Aim:
Reproduce the lines below from the one that contains "Serialize everything readable" through the end, inclusive, and add nothing.

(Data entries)
## Start
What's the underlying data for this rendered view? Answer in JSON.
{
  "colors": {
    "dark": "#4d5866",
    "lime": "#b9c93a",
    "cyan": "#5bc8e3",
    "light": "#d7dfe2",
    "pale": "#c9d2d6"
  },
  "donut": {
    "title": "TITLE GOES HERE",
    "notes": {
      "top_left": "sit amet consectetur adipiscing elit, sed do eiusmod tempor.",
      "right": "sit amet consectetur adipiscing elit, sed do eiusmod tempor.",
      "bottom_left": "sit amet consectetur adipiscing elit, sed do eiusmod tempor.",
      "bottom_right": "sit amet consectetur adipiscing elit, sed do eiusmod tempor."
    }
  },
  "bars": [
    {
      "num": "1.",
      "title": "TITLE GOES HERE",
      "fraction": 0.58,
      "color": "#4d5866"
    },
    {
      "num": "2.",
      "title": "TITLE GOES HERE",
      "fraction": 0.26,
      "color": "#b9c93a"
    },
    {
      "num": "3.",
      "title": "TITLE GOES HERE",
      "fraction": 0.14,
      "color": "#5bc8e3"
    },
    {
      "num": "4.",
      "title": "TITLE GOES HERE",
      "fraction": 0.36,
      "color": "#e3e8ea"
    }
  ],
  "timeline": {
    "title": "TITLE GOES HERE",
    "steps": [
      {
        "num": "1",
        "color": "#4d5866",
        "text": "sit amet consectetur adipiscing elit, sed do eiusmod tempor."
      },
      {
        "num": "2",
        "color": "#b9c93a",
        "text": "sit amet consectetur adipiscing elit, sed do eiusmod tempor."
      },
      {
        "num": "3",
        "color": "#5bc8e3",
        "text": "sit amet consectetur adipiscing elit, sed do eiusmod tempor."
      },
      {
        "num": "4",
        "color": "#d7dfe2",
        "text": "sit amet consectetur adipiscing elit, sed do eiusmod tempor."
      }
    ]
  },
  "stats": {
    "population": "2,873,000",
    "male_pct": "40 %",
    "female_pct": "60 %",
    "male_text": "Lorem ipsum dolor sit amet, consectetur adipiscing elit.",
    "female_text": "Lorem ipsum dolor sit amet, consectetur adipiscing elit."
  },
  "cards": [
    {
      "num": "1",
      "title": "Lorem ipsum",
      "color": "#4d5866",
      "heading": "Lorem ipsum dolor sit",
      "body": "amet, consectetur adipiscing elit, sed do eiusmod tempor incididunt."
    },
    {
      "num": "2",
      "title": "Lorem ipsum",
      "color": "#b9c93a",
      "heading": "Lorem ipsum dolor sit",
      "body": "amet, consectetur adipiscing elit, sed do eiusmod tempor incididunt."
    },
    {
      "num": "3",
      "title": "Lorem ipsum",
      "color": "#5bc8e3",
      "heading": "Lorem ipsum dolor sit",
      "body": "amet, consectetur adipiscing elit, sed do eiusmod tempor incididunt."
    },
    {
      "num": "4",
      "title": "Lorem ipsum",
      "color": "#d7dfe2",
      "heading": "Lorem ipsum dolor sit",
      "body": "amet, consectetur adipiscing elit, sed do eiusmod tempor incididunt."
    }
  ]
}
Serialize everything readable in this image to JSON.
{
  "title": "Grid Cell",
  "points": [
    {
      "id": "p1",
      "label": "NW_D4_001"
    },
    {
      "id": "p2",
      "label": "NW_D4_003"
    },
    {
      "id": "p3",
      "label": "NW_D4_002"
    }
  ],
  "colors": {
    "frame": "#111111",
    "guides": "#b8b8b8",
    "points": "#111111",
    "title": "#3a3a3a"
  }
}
## End
Answer for this exercise:
Serialize everything readable in this image to JSON.
{
  "title": "Grid Cell",
  "points": [
    {
      "id": "p1",
      "label": "NW_D4_001"
    },
    {
      "id": "p2",
      "label": "NW_D4_003"
    },
    {
      "id": "p3",
      "label": "NW_D4_002"
    }
  ],
  "colors": {
    "frame": "#111111",
    "guides": "#b8b8b8",
    "points": "#111111",
    "title": "#3a3a3a"
  }
}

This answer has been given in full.